━━━━━ Entries provided
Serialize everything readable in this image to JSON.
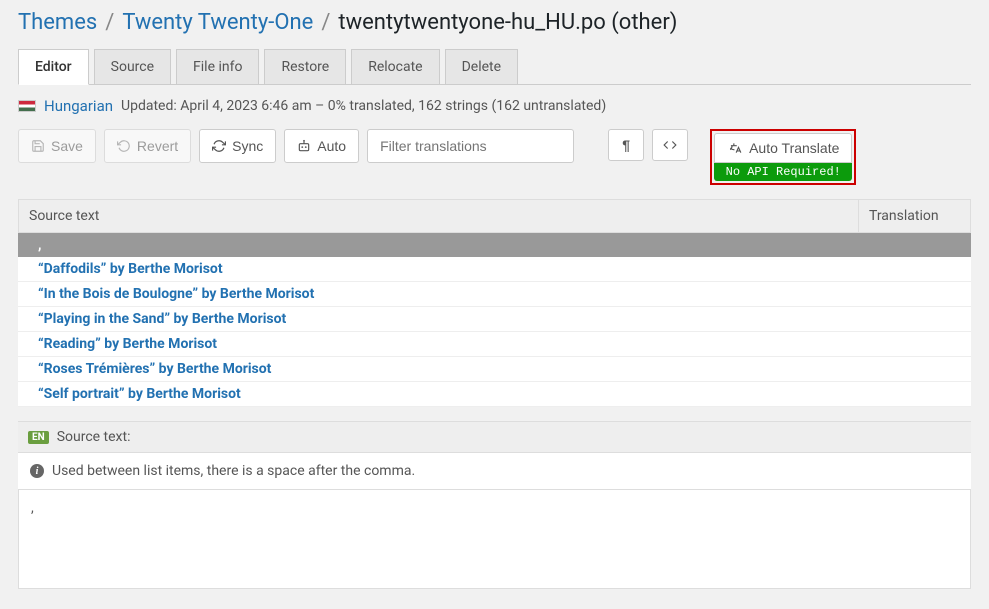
{
  "breadcrumb": {
    "themes": "Themes",
    "theme_name": "Twenty Twenty-One",
    "file": "twentytwentyone-hu_HU.po (other)"
  },
  "tabs": [
    {
      "id": "editor",
      "label": "Editor",
      "active": true
    },
    {
      "id": "source",
      "label": "Source",
      "active": false
    },
    {
      "id": "fileinfo",
      "label": "File info",
      "active": false
    },
    {
      "id": "restore",
      "label": "Restore",
      "active": false
    },
    {
      "id": "relocate",
      "label": "Relocate",
      "active": false
    },
    {
      "id": "delete",
      "label": "Delete",
      "active": false
    }
  ],
  "status": {
    "language": "Hungarian",
    "info": "Updated: April 4, 2023 6:46 am – 0% translated, 162 strings (162 untranslated)"
  },
  "toolbar": {
    "save": "Save",
    "revert": "Revert",
    "sync": "Sync",
    "auto": "Auto",
    "filter_placeholder": "Filter translations",
    "auto_translate": "Auto Translate",
    "no_api": "No API Required!"
  },
  "table": {
    "col_source": "Source text",
    "col_translation": "Translation",
    "selected": ",",
    "rows": [
      "“Daffodils” by Berthe Morisot",
      "“In the Bois de Boulogne” by Berthe Morisot",
      "“Playing in the Sand” by Berthe Morisot",
      "“Reading” by Berthe Morisot",
      "“Roses Trémières” by Berthe Morisot",
      "“Self portrait” by Berthe Morisot"
    ]
  },
  "source_panel": {
    "badge": "EN",
    "title": "Source text:",
    "hint": "Used between list items, there is a space after the comma.",
    "value": ","
  }
}
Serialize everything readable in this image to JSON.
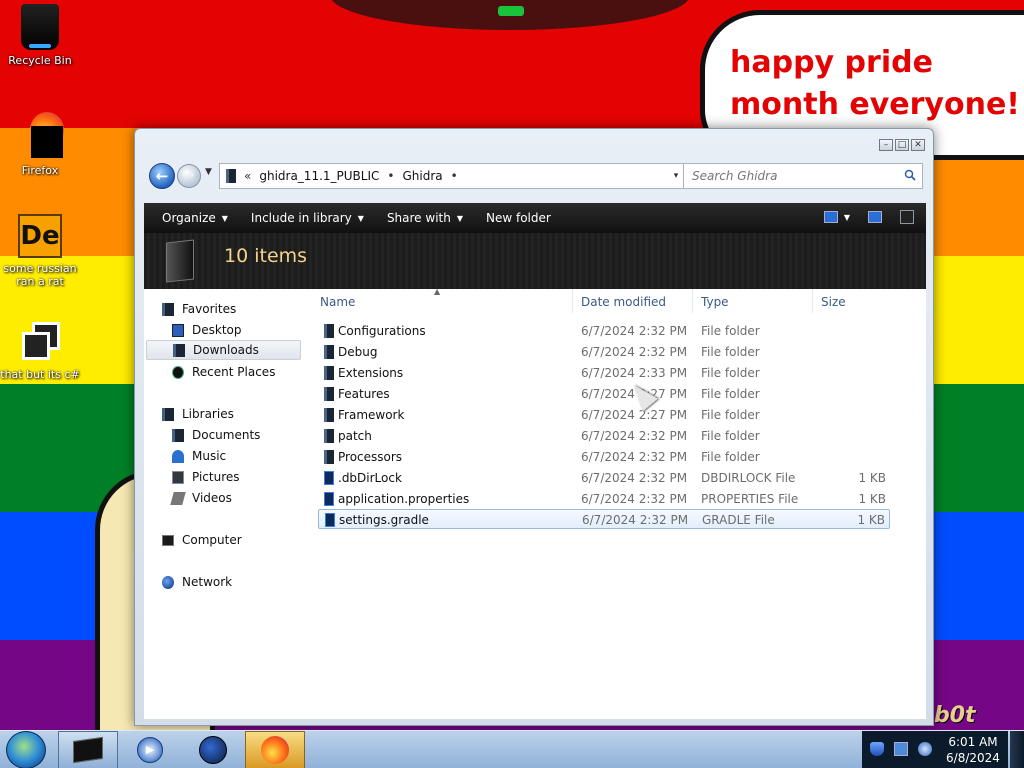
{
  "desktop": {
    "icons": [
      {
        "label": "Recycle Bin",
        "icon": "recycle-bin-icon"
      },
      {
        "label": "Firefox",
        "icon": "firefox-icon"
      },
      {
        "label": "some russian ran a rat",
        "icon": "de-app-icon",
        "glyph": "De"
      },
      {
        "label": "that but its c#",
        "icon": "windows-stack-icon"
      }
    ],
    "bubble_text": "happy pride month everyone!",
    "scribble": "b0t"
  },
  "window": {
    "controls": {
      "minimize": "–",
      "maximize": "□",
      "close": "✕"
    },
    "address": {
      "overflow": "«",
      "crumbs": [
        "ghidra_11.1_PUBLIC",
        "Ghidra"
      ],
      "dropdown": "▾",
      "refresh": "⇆"
    },
    "search": {
      "placeholder": "Search Ghidra"
    },
    "commands": {
      "organize": "Organize",
      "include": "Include in library",
      "share": "Share with",
      "new_folder": "New folder"
    },
    "header": {
      "count": "10 items"
    },
    "nav": {
      "favorites": "Favorites",
      "desktop": "Desktop",
      "downloads": "Downloads",
      "recent": "Recent Places",
      "libraries": "Libraries",
      "documents": "Documents",
      "music": "Music",
      "pictures": "Pictures",
      "videos": "Videos",
      "computer": "Computer",
      "network": "Network"
    },
    "columns": {
      "name": "Name",
      "date": "Date modified",
      "type": "Type",
      "size": "Size"
    },
    "files": [
      {
        "name": "Configurations",
        "date": "6/7/2024 2:32 PM",
        "type": "File folder",
        "size": "",
        "kind": "folder"
      },
      {
        "name": "Debug",
        "date": "6/7/2024 2:32 PM",
        "type": "File folder",
        "size": "",
        "kind": "folder"
      },
      {
        "name": "Extensions",
        "date": "6/7/2024 2:33 PM",
        "type": "File folder",
        "size": "",
        "kind": "folder"
      },
      {
        "name": "Features",
        "date": "6/7/2024 2:27 PM",
        "type": "File folder",
        "size": "",
        "kind": "folder"
      },
      {
        "name": "Framework",
        "date": "6/7/2024 2:27 PM",
        "type": "File folder",
        "size": "",
        "kind": "folder"
      },
      {
        "name": "patch",
        "date": "6/7/2024 2:32 PM",
        "type": "File folder",
        "size": "",
        "kind": "folder"
      },
      {
        "name": "Processors",
        "date": "6/7/2024 2:32 PM",
        "type": "File folder",
        "size": "",
        "kind": "folder"
      },
      {
        "name": ".dbDirLock",
        "date": "6/7/2024 2:32 PM",
        "type": "DBDIRLOCK File",
        "size": "1 KB",
        "kind": "file"
      },
      {
        "name": "application.properties",
        "date": "6/7/2024 2:32 PM",
        "type": "PROPERTIES File",
        "size": "1 KB",
        "kind": "file"
      },
      {
        "name": "settings.gradle",
        "date": "6/7/2024 2:32 PM",
        "type": "GRADLE File",
        "size": "1 KB",
        "kind": "file"
      }
    ],
    "selected_file": "settings.gradle"
  },
  "taskbar": {
    "clock_time": "6:01 AM",
    "clock_date": "6/8/2024",
    "media_glyph": "▶"
  }
}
━━━━━━━━━━
# Written request
Make an exact copy of the listing above. Do not include the pictures.

# Full solution
Serialize everything readable in this image to JSON.
{
  "breadcrumb": {
    "themes": "Themes",
    "theme_name": "Twenty Twenty-One",
    "file": "twentytwentyone-hu_HU.po (other)"
  },
  "tabs": [
    {
      "id": "editor",
      "label": "Editor",
      "active": true
    },
    {
      "id": "source",
      "label": "Source",
      "active": false
    },
    {
      "id": "fileinfo",
      "label": "File info",
      "active": false
    },
    {
      "id": "restore",
      "label": "Restore",
      "active": false
    },
    {
      "id": "relocate",
      "label": "Relocate",
      "active": false
    },
    {
      "id": "delete",
      "label": "Delete",
      "active": false
    }
  ],
  "status": {
    "language": "Hungarian",
    "info": "Updated: April 4, 2023 6:46 am – 0% translated, 162 strings (162 untranslated)"
  },
  "toolbar": {
    "save": "Save",
    "revert": "Revert",
    "sync": "Sync",
    "auto": "Auto",
    "filter_placeholder": "Filter translations",
    "auto_translate": "Auto Translate",
    "no_api": "No API Required!"
  },
  "table": {
    "col_source": "Source text",
    "col_translation": "Translation",
    "selected": ",",
    "rows": [
      "“Daffodils” by Berthe Morisot",
      "“In the Bois de Boulogne” by Berthe Morisot",
      "“Playing in the Sand” by Berthe Morisot",
      "“Reading” by Berthe Morisot",
      "“Roses Trémières” by Berthe Morisot",
      "“Self portrait” by Berthe Morisot"
    ]
  },
  "source_panel": {
    "badge": "EN",
    "title": "Source text:",
    "hint": "Used between list items, there is a space after the comma.",
    "value": ","
  }
}
Serialize everything readable in this image to JSON.
{
  "desktop": {
    "icons": [
      {
        "label": "Recycle Bin",
        "icon": "recycle-bin-icon"
      },
      {
        "label": "Firefox",
        "icon": "firefox-icon"
      },
      {
        "label": "some russian ran a rat",
        "icon": "de-app-icon",
        "glyph": "De"
      },
      {
        "label": "that but its c#",
        "icon": "windows-stack-icon"
      }
    ],
    "bubble_text": "happy pride month everyone!",
    "scribble": "b0t"
  },
  "window": {
    "controls": {
      "minimize": "–",
      "maximize": "□",
      "close": "✕"
    },
    "address": {
      "overflow": "«",
      "crumbs": [
        "ghidra_11.1_PUBLIC",
        "Ghidra"
      ],
      "dropdown": "▾",
      "refresh": "⇆"
    },
    "search": {
      "placeholder": "Search Ghidra"
    },
    "commands": {
      "organize": "Organize",
      "include": "Include in library",
      "share": "Share with",
      "new_folder": "New folder"
    },
    "header": {
      "count": "10 items"
    },
    "nav": {
      "favorites": "Favorites",
      "desktop": "Desktop",
      "downloads": "Downloads",
      "recent": "Recent Places",
      "libraries": "Libraries",
      "documents": "Documents",
      "music": "Music",
      "pictures": "Pictures",
      "videos": "Videos",
      "computer": "Computer",
      "network": "Network"
    },
    "columns": {
      "name": "Name",
      "date": "Date modified",
      "type": "Type",
      "size": "Size"
    },
    "files": [
      {
        "name": "Configurations",
        "date": "6/7/2024 2:32 PM",
        "type": "File folder",
        "size": "",
        "kind": "folder"
      },
      {
        "name": "Debug",
        "date": "6/7/2024 2:32 PM",
        "type": "File folder",
        "size": "",
        "kind": "folder"
      },
      {
        "name": "Extensions",
        "date": "6/7/2024 2:33 PM",
        "type": "File folder",
        "size": "",
        "kind": "folder"
      },
      {
        "name": "Features",
        "date": "6/7/2024 2:27 PM",
        "type": "File folder",
        "size": "",
        "kind": "folder"
      },
      {
        "name": "Framework",
        "date": "6/7/2024 2:27 PM",
        "type": "File folder",
        "size": "",
        "kind": "folder"
      },
      {
        "name": "patch",
        "date": "6/7/2024 2:32 PM",
        "type": "File folder",
        "size": "",
        "kind": "folder"
      },
      {
        "name": "Processors",
        "date": "6/7/2024 2:32 PM",
        "type": "File folder",
        "size": "",
        "kind": "folder"
      },
      {
        "name": ".dbDirLock",
        "date": "6/7/2024 2:32 PM",
        "type": "DBDIRLOCK File",
        "size": "1 KB",
        "kind": "file"
      },
      {
        "name": "application.properties",
        "date": "6/7/2024 2:32 PM",
        "type": "PROPERTIES File",
        "size": "1 KB",
        "kind": "file"
      },
      {
        "name": "settings.gradle",
        "date": "6/7/2024 2:32 PM",
        "type": "GRADLE File",
        "size": "1 KB",
        "kind": "file"
      }
    ],
    "selected_file": "settings.gradle"
  },
  "taskbar": {
    "clock_time": "6:01 AM",
    "clock_date": "6/8/2024",
    "media_glyph": "▶"
  }
}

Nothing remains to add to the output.